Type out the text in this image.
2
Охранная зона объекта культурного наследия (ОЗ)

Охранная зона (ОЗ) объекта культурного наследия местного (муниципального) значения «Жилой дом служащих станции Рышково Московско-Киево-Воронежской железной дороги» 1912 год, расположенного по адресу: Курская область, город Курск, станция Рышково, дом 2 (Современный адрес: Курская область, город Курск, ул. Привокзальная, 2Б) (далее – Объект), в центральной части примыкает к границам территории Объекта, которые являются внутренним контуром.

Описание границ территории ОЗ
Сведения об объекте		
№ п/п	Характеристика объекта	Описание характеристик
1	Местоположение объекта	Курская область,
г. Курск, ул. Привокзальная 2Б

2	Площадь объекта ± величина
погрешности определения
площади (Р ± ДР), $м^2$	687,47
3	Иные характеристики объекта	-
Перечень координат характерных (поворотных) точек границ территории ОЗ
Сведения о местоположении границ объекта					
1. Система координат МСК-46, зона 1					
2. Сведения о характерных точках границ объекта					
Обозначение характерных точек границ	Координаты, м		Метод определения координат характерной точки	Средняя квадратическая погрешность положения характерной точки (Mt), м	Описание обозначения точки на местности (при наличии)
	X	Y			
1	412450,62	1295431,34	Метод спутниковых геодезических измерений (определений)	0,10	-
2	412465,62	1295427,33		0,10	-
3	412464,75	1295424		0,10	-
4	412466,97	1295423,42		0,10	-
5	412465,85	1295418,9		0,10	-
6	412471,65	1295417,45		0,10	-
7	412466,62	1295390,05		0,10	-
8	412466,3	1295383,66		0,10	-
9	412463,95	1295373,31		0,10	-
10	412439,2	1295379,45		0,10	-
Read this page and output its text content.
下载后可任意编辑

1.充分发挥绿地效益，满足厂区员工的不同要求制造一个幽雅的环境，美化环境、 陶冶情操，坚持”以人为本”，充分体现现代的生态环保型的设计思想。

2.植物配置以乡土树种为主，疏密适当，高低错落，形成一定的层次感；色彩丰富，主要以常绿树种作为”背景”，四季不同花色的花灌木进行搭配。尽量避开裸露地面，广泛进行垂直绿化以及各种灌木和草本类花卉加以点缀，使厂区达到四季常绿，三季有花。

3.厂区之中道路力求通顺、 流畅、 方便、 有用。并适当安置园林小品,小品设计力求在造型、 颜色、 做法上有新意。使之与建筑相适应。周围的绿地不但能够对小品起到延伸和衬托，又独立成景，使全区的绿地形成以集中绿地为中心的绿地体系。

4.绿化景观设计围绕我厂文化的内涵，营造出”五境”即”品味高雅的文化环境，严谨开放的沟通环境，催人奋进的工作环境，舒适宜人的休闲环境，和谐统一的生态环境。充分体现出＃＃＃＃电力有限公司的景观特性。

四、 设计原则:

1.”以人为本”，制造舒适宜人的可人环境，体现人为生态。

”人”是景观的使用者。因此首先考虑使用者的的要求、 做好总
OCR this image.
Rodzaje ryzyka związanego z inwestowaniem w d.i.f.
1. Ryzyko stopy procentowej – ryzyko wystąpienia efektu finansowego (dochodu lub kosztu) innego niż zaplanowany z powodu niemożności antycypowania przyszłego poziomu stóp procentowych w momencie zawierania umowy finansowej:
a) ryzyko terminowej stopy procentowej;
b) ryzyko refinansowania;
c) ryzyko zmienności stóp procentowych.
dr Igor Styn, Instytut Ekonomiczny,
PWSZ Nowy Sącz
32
* * * *
SHORT PROBLEM> Your task is to repeat the data exactly; please include every line.

ANSWER>
Type out the text in this image.
2
Охранная зона объекта культурного наследия (ОЗ)

Охранная зона (ОЗ) объекта культурного наследия местного (муниципального) значения «Жилой дом служащих станции Рышково Московско-Киево-Воронежской железной дороги» 1912 год, расположенного по адресу: Курская область, город Курск, станция Рышково, дом 2 (Современный адрес: Курская область, город Курск, ул. Привокзальная, 2Б) (далее – Объект), в центральной части примыкает к границам территории Объекта, которые являются внутренним контуром.

Описание границ территории ОЗ
Сведения об объекте		
№ п/п	Характеристика объекта	Описание характеристик
1	Местоположение объекта	Курская область,
г. Курск, ул. Привокзальная 2Б

2	Площадь объекта ± величина
погрешности определения
площади (Р ± ДР), $м^2$	687,47
3	Иные характеристики объекта	-
Перечень координат характерных (поворотных) точек границ территории ОЗ
Сведения о местоположении границ объекта					
1. Система координат МСК-46, зона 1					
2. Сведения о характерных точках границ объекта					
Обозначение характерных точек границ	Координаты, м		Метод определения координат характерной точки	Средняя квадратическая погрешность положения характерной точки (Mt), м	Описание обозначения точки на местности (при наличии)
	X	Y			
1	412450,62	1295431,34	Метод спутниковых геодезических измерений (определений)	0,10	-
2	412465,62	1295427,33		0,10	-
3	412464,75	1295424		0,10	-
4	412466,97	1295423,42		0,10	-
5	412465,85	1295418,9		0,10	-
6	412471,65	1295417,45		0,10	-
7	412466,62	1295390,05		0,10	-
8	412466,3	1295383,66		0,10	-
9	412463,95	1295373,31		0,10	-
10	412439,2	1295379,45		0,10	-
Read this page and output its text content.
下载后可任意编辑

1.充分发挥绿地效益，满足厂区员工的不同要求制造一个幽雅的环境，美化环境、 陶冶情操，坚持”以人为本”，充分体现现代的生态环保型的设计思想。

2.植物配置以乡土树种为主，疏密适当，高低错落，形成一定的层次感；色彩丰富，主要以常绿树种作为”背景”，四季不同花色的花灌木进行搭配。尽量避开裸露地面，广泛进行垂直绿化以及各种灌木和草本类花卉加以点缀，使厂区达到四季常绿，三季有花。

3.厂区之中道路力求通顺、 流畅、 方便、 有用。并适当安置园林小品,小品设计力求在造型、 颜色、 做法上有新意。使之与建筑相适应。周围的绿地不但能够对小品起到延伸和衬托，又独立成景，使全区的绿地形成以集中绿地为中心的绿地体系。

4.绿化景观设计围绕我厂文化的内涵，营造出”五境”即”品味高雅的文化环境，严谨开放的沟通环境，催人奋进的工作环境，舒适宜人的休闲环境，和谐统一的生态环境。充分体现出＃＃＃＃电力有限公司的景观特性。

四、 设计原则:

1.”以人为本”，制造舒适宜人的可人环境，体现人为生态。

”人”是景观的使用者。因此首先考虑使用者的的要求、 做好总
OCR this image.
Rodzaje ryzyka związanego z inwestowaniem w d.i.f.
1. Ryzyko stopy procentowej – ryzyko wystąpienia efektu finansowego (dochodu lub kosztu) innego niż zaplanowany z powodu niemożności antycypowania przyszłego poziomu stóp procentowych w momencie zawierania umowy finansowej:
a) ryzyko terminowej stopy procentowej;
b) ryzyko refinansowania;
c) ryzyko zmienności stóp procentowych.
dr Igor Styn, Instytut Ekonomiczny,
PWSZ Nowy Sącz
32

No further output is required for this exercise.